■ Dataset entries ■
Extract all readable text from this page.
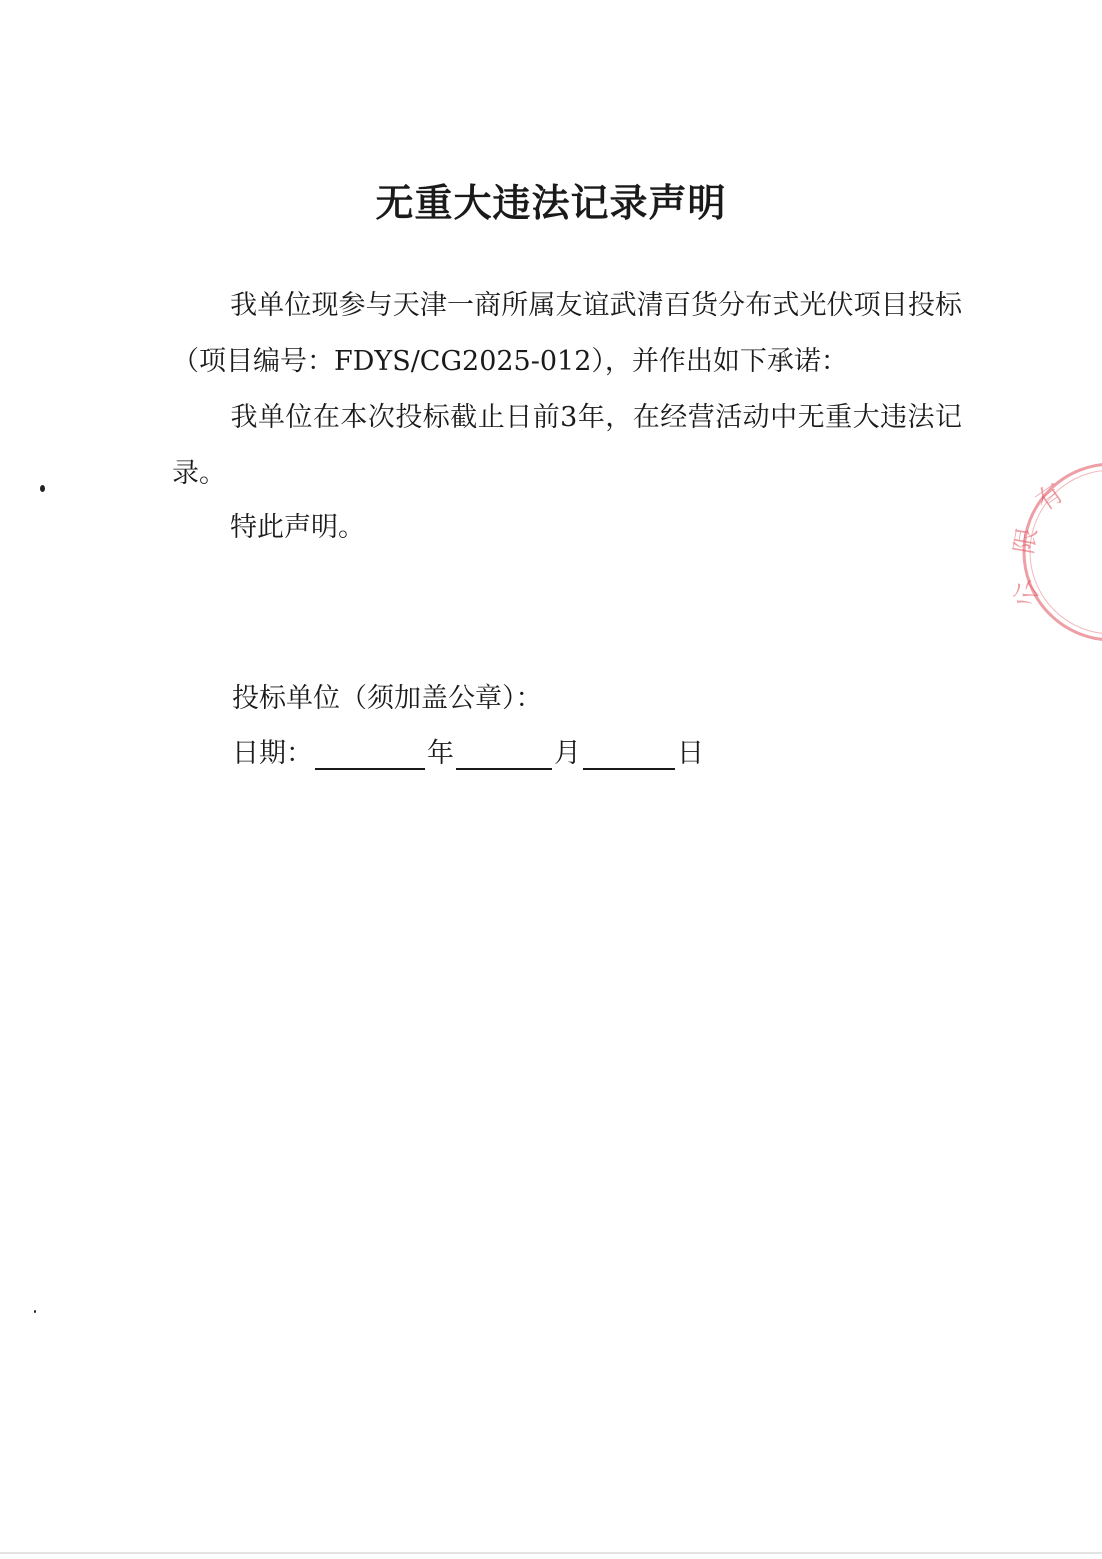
无重大违法记录声明
我单位现参与天津一商所属友谊武清百货分布式光伏项目投标（项目编号：FDYS/CG2025-012），并作出如下承诺：
我单位在本次投标截止日前3年，在经营活动中无重大违法记录。
特此声明。
投标单位（须加盖公章）：
日期：	年	月	日
有
限
公
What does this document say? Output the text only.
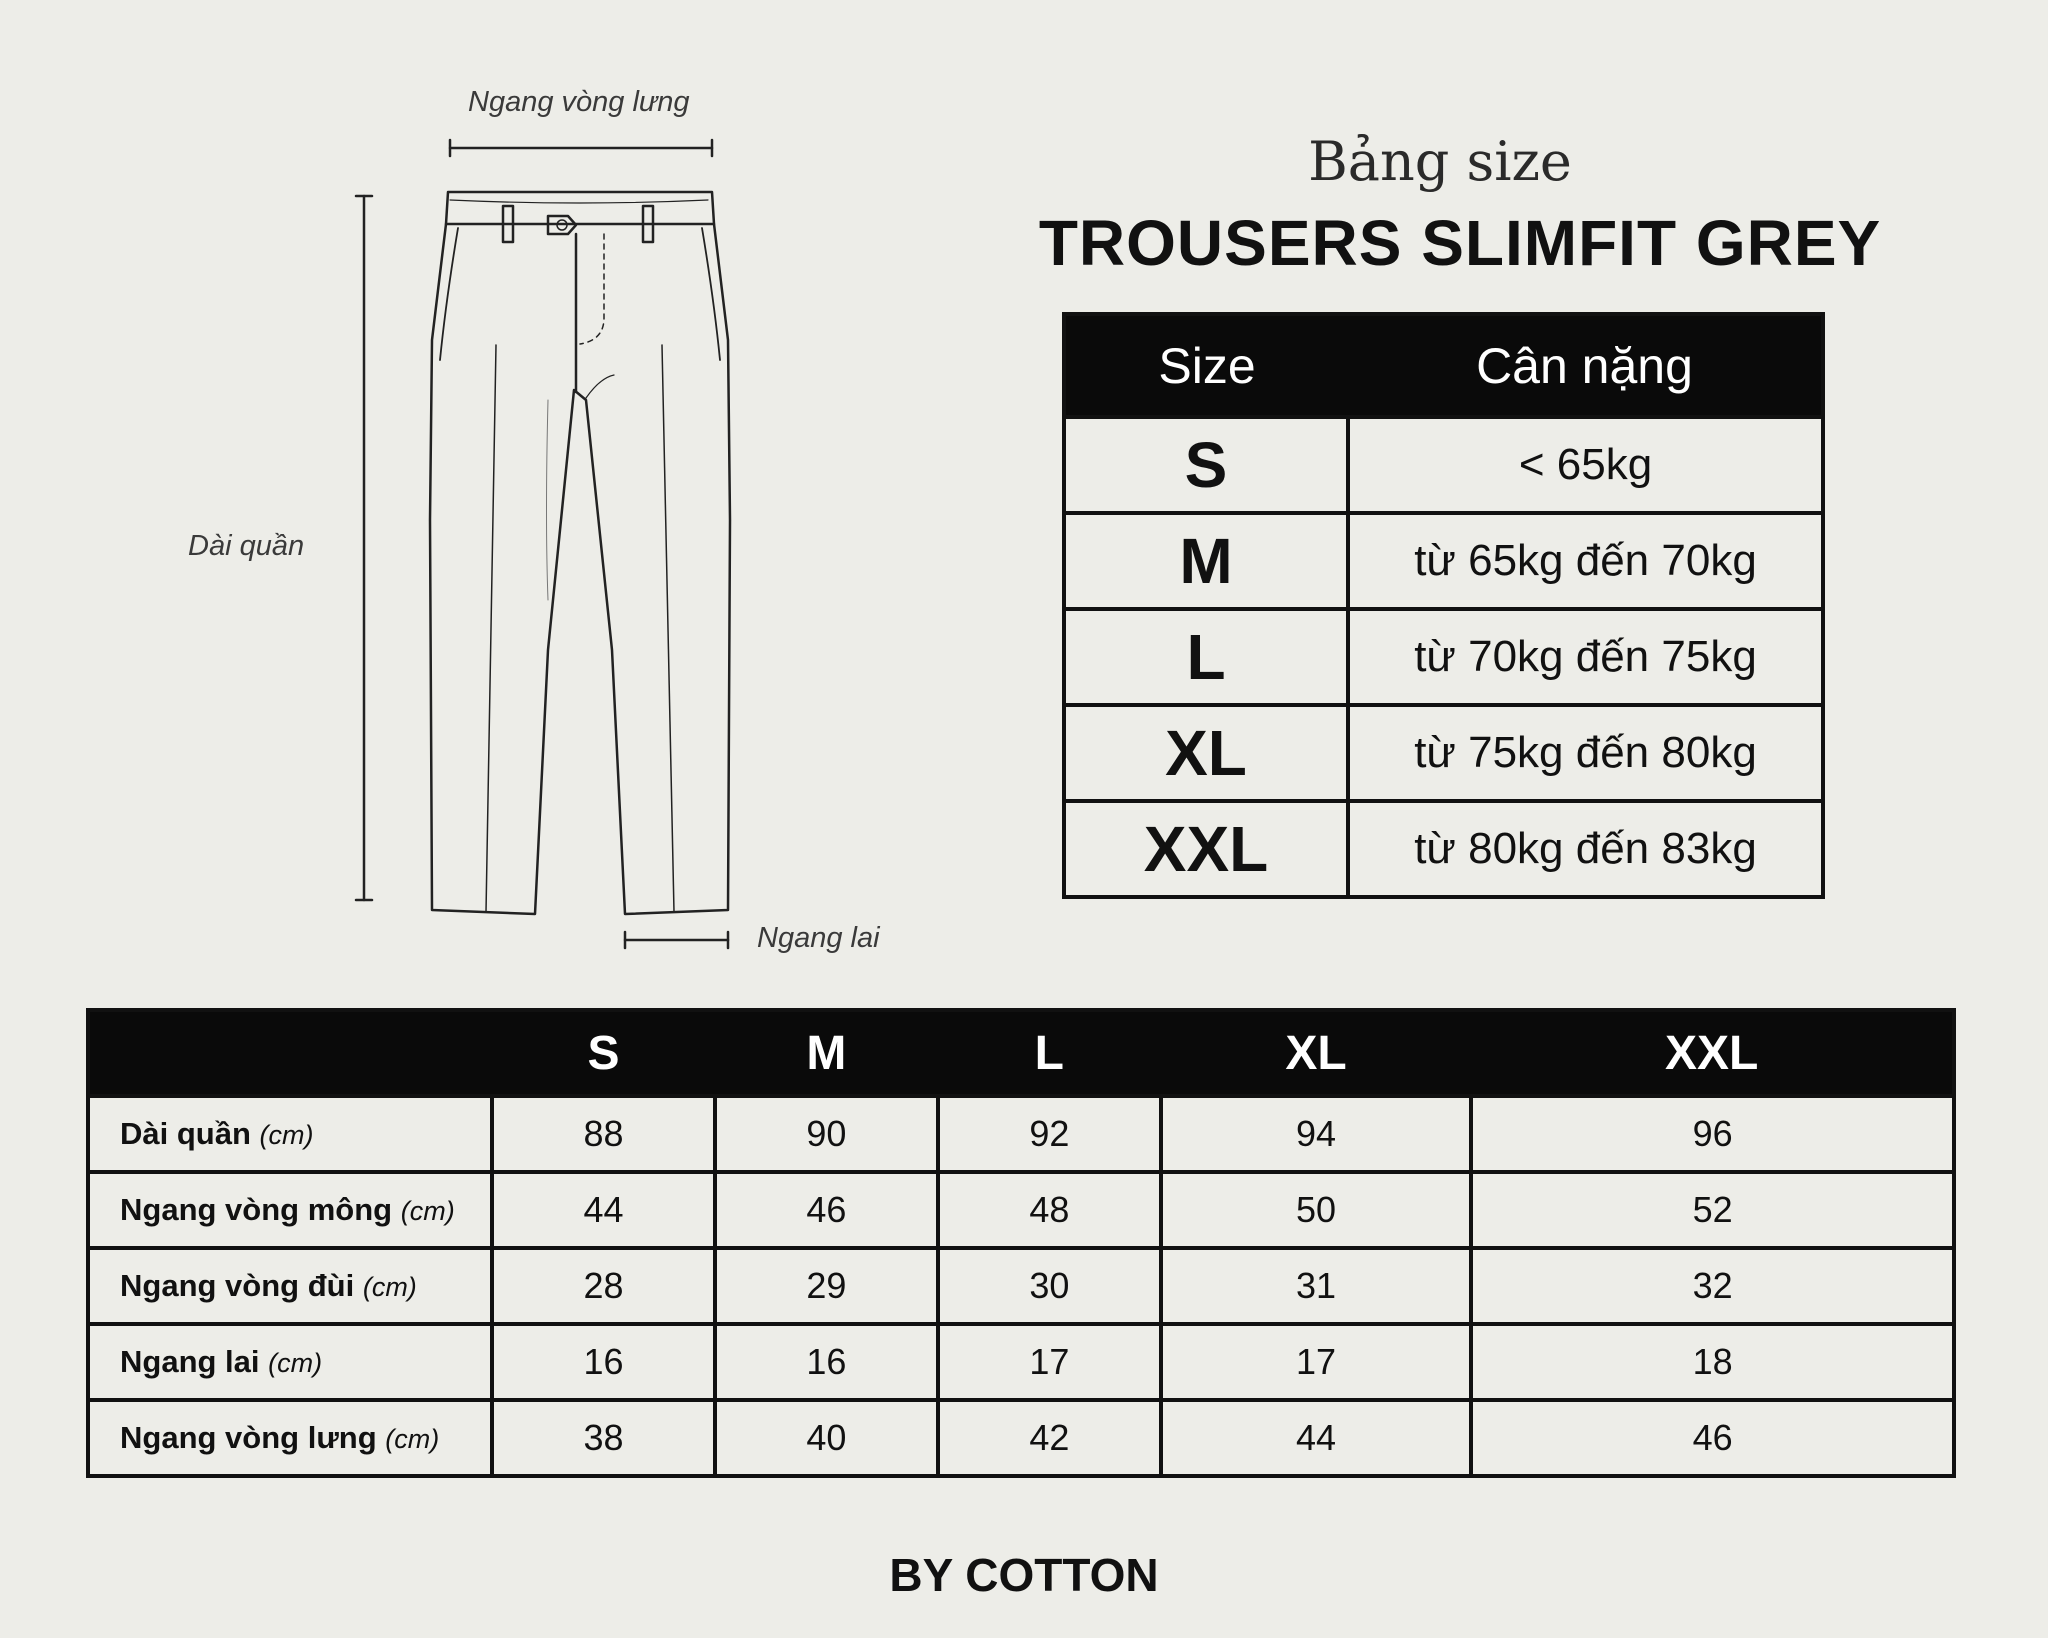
Ngang vòng lưng
Dài quần
Ngang lai
Bảng size
TROUSERS SLIMFIT GREY
Size	Cân nặng
S	< 65kg
M	từ 65kg đến 70kg
L	từ 70kg đến 75kg
XL	từ 75kg đến 80kg
XXL	từ 80kg đến 83kg
	S	M	L	XL	XXL
Dài quần (cm)	88	90	92	94	96
Ngang vòng mông (cm)	44	46	48	50	52
Ngang vòng đùi (cm)	28	29	30	31	32
Ngang lai (cm)	16	16	17	17	18
Ngang vòng lưng (cm)	38	40	42	44	46
BY COTTON
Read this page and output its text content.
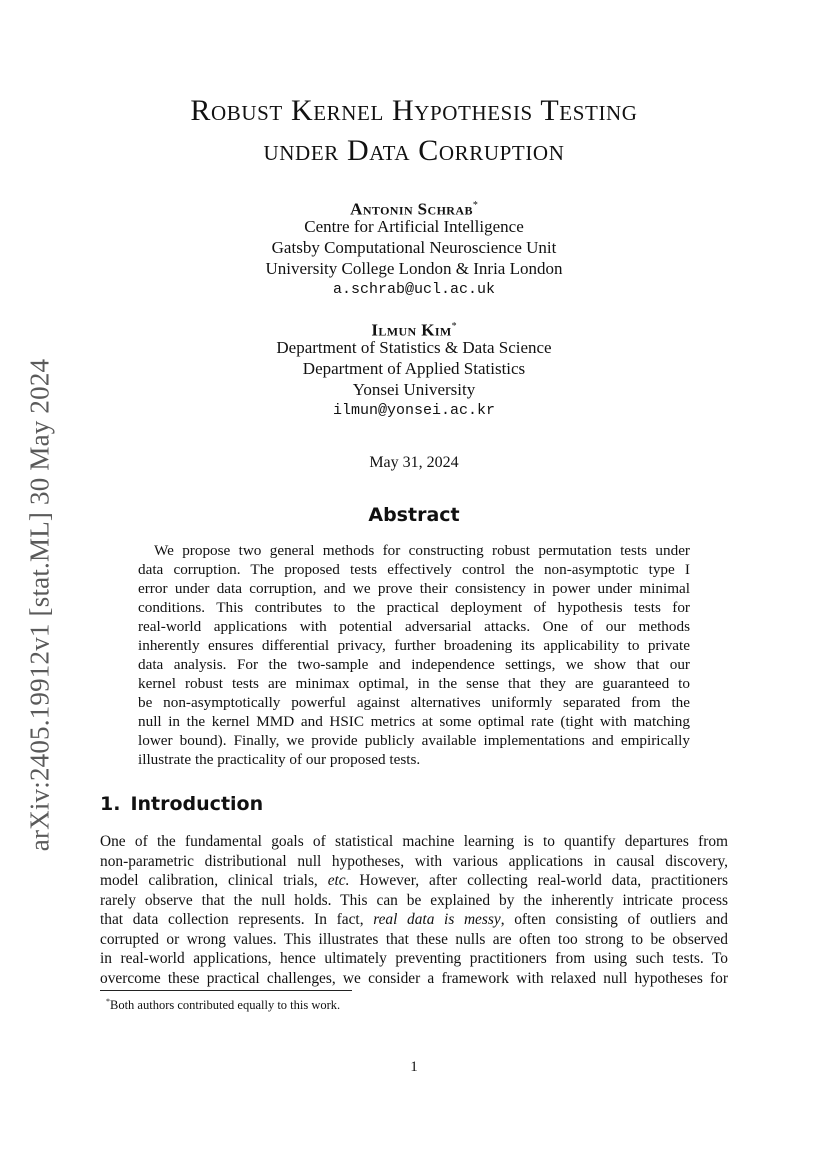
arXiv:2405.19912v1 [stat.ML] 30 May 2024
Robust Kernel Hypothesis Testing
under Data Corruption
Antonin Schrab*
Centre for Artificial Intelligence
Gatsby Computational Neuroscience Unit
University College London & Inria London
a.schrab@ucl.ac.uk
Ilmun Kim*
Department of Statistics & Data Science
Department of Applied Statistics
Yonsei University
ilmun@yonsei.ac.kr
May 31, 2024
Abstract
We propose two general methods for constructing robust permutation tests under
data corruption. The proposed tests effectively control the non-asymptotic type I
error under data corruption, and we prove their consistency in power under minimal
conditions. This contributes to the practical deployment of hypothesis tests for
real-world applications with potential adversarial attacks. One of our methods
inherently ensures differential privacy, further broadening its applicability to private
data analysis. For the two-sample and independence settings, we show that our
kernel robust tests are minimax optimal, in the sense that they are guaranteed to
be non-asymptotically powerful against alternatives uniformly separated from the
null in the kernel MMD and HSIC metrics at some optimal rate (tight with matching
lower bound). Finally, we provide publicly available implementations and empirically
illustrate the practicality of our proposed tests.
1. Introduction
One of the fundamental goals of statistical machine learning is to quantify departures from
non-parametric distributional null hypotheses, with various applications in causal discovery,
model calibration, clinical trials, etc. However, after collecting real-world data, practitioners
rarely observe that the null holds. This can be explained by the inherently intricate process
that data collection represents. In fact, real data is messy, often consisting of outliers and
corrupted or wrong values. This illustrates that these nulls are often too strong to be observed
in real-world applications, hence ultimately preventing practitioners from using such tests. To
overcome these practical challenges, we consider a framework with relaxed null hypotheses for
*Both authors contributed equally to this work.
1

■ Problem ■
Every record above should be written out again without change, except that the pictures are left out.

■ The reply ■
Extract all readable text from this page.
无重大违法记录声明
我单位现参与天津一商所属友谊武清百货分布式光伏项目投标（项目编号：FDYS/CG2025-012），并作出如下承诺：
我单位在本次投标截止日前3年，在经营活动中无重大违法记录。
特此声明。
投标单位（须加盖公章）：
日期：	年	月	日
有
限
公
What does this document say? Output the text only.
Ngang vòng lưng
Dài quần
Ngang lai
Bảng size
TROUSERS SLIMFIT GREY
Size	Cân nặng
S	< 65kg
M	từ 65kg đến 70kg
L	từ 70kg đến 75kg
XL	từ 75kg đến 80kg
XXL	từ 80kg đến 83kg
	S	M	L	XL	XXL
Dài quần (cm)	88	90	92	94	96
Ngang vòng mông (cm)	44	46	48	50	52
Ngang vòng đùi (cm)	28	29	30	31	32
Ngang lai (cm)	16	16	17	17	18
Ngang vòng lưng (cm)	38	40	42	44	46
BY COTTON
Read this page and output its text content.
arXiv:2405.19912v1 [stat.ML] 30 May 2024
Robust Kernel Hypothesis Testing
under Data Corruption
Antonin Schrab*
Centre for Artificial Intelligence
Gatsby Computational Neuroscience Unit
University College London & Inria London
a.schrab@ucl.ac.uk
Ilmun Kim*
Department of Statistics & Data Science
Department of Applied Statistics
Yonsei University
ilmun@yonsei.ac.kr
May 31, 2024
Abstract
We propose two general methods for constructing robust permutation tests under
data corruption. The proposed tests effectively control the non-asymptotic type I
error under data corruption, and we prove their consistency in power under minimal
conditions. This contributes to the practical deployment of hypothesis tests for
real-world applications with potential adversarial attacks. One of our methods
inherently ensures differential privacy, further broadening its applicability to private
data analysis. For the two-sample and independence settings, we show that our
kernel robust tests are minimax optimal, in the sense that they are guaranteed to
be non-asymptotically powerful against alternatives uniformly separated from the
null in the kernel MMD and HSIC metrics at some optimal rate (tight with matching
lower bound). Finally, we provide publicly available implementations and empirically
illustrate the practicality of our proposed tests.
1. Introduction
One of the fundamental goals of statistical machine learning is to quantify departures from
non-parametric distributional null hypotheses, with various applications in causal discovery,
model calibration, clinical trials, etc. However, after collecting real-world data, practitioners
rarely observe that the null holds. This can be explained by the inherently intricate process
that data collection represents. In fact, real data is messy, often consisting of outliers and
corrupted or wrong values. This illustrates that these nulls are often too strong to be observed
in real-world applications, hence ultimately preventing practitioners from using such tests. To
overcome these practical challenges, we consider a framework with relaxed null hypotheses for
*Both authors contributed equally to this work.
1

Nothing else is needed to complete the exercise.